-- What you should do --
How many lines below contain the string "history"? Reply with the number alone.

-- Data listing --

━━━━━━━━━━━━━━━━━━━━━━━━━━━━━━

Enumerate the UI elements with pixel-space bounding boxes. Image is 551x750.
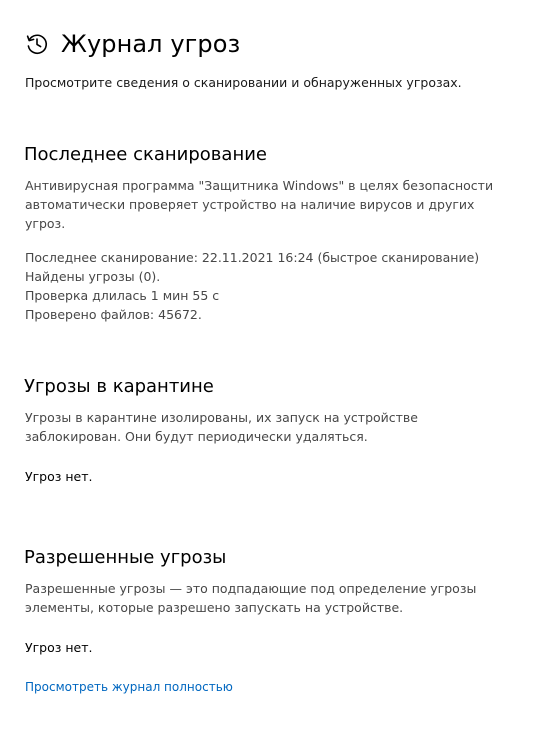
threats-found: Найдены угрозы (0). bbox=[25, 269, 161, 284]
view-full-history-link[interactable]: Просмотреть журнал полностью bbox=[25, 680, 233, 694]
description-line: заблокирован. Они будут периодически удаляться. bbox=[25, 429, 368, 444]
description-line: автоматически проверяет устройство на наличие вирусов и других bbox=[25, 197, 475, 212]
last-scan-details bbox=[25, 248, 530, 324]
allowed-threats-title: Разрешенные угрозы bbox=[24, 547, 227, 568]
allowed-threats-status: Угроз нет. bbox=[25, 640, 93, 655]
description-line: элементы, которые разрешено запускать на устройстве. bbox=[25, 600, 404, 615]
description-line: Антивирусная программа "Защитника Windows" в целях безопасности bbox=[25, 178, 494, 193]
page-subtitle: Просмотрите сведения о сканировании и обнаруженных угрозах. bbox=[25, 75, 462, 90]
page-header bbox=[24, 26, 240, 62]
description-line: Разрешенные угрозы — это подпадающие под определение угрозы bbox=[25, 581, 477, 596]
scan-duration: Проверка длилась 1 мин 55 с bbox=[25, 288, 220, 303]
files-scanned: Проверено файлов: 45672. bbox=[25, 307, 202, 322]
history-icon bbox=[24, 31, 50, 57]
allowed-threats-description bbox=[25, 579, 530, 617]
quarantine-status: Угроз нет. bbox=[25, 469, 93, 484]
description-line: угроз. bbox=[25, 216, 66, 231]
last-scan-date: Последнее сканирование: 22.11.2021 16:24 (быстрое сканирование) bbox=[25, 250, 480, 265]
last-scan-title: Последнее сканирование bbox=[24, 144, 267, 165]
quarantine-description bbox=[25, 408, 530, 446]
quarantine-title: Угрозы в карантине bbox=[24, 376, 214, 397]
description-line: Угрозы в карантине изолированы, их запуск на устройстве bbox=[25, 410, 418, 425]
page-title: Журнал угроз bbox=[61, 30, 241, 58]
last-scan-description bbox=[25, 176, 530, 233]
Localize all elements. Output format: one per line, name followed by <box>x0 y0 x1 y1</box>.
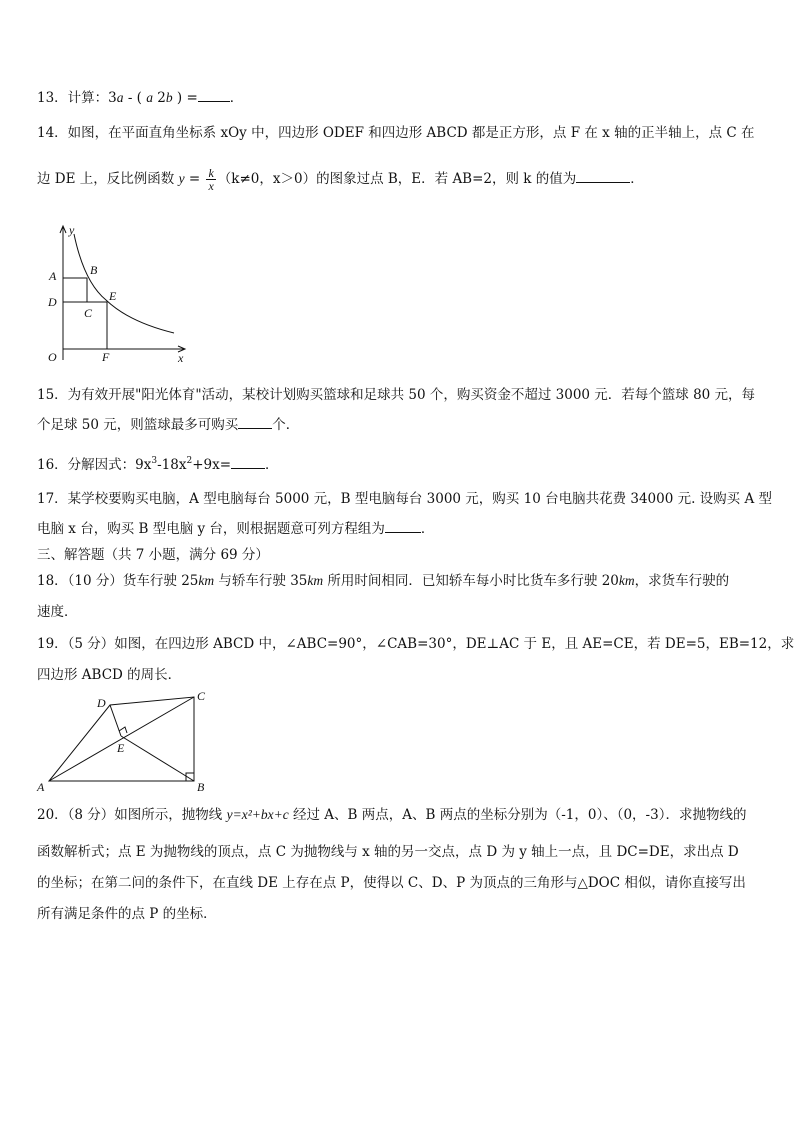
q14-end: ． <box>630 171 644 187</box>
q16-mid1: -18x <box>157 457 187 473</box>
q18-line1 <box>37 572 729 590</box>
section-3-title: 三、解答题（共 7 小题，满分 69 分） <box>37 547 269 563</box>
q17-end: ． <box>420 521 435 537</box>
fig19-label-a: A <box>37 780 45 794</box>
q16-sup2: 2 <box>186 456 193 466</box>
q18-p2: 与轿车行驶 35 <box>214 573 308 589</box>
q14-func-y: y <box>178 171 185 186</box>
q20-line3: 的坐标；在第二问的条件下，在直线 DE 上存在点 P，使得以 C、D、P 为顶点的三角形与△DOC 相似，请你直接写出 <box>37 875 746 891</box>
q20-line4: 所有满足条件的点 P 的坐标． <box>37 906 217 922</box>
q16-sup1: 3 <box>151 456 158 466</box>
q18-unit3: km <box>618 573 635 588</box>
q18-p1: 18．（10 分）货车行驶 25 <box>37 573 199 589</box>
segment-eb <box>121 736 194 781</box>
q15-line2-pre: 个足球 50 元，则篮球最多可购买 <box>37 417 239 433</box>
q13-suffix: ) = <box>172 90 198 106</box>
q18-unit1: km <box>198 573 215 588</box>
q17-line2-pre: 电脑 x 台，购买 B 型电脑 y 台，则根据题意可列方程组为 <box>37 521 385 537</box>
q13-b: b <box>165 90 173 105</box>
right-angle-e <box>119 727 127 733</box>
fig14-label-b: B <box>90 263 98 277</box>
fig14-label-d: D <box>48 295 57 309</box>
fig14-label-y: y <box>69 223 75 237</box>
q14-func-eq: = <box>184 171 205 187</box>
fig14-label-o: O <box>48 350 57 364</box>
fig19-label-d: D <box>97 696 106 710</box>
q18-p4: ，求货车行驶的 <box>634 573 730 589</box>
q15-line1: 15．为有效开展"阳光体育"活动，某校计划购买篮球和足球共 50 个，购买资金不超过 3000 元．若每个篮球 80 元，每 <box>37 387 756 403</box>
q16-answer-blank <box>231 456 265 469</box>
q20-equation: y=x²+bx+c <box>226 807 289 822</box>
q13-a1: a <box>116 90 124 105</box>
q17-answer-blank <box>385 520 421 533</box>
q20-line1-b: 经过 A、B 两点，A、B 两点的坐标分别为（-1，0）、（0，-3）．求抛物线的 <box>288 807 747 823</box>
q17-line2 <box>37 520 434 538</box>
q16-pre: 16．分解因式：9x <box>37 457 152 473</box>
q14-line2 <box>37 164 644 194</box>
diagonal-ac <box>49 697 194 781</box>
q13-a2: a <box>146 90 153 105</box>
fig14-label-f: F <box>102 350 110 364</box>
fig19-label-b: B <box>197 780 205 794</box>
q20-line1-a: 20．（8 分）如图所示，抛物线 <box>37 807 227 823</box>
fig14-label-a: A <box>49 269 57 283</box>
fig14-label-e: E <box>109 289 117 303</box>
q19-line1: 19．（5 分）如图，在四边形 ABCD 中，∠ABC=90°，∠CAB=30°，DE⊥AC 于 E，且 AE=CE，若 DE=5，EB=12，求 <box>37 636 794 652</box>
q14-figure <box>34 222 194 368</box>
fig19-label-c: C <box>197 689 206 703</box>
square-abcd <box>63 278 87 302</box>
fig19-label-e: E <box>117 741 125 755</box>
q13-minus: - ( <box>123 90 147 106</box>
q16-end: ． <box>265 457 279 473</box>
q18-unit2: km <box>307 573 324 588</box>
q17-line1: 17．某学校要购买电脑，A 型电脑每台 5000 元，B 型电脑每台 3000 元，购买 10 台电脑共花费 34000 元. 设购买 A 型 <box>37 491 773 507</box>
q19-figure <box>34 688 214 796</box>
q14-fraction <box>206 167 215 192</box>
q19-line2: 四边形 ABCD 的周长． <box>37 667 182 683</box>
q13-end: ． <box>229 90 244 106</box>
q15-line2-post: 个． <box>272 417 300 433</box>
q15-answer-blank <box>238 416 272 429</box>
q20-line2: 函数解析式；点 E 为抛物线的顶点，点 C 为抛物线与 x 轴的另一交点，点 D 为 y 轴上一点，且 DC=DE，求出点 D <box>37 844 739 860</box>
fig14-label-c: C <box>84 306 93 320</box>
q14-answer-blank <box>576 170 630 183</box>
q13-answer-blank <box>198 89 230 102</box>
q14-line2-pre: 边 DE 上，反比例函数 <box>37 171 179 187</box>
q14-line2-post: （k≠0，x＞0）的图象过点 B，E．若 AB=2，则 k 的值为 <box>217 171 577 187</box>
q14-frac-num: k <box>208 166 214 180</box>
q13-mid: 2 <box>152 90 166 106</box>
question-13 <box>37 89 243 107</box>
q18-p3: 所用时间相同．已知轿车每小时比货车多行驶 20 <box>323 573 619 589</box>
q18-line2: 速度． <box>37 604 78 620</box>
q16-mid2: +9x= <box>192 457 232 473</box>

━━━━━━━━━━━━━━━━━━━━━━━━━━━━━━

-- Answer to the problem --
2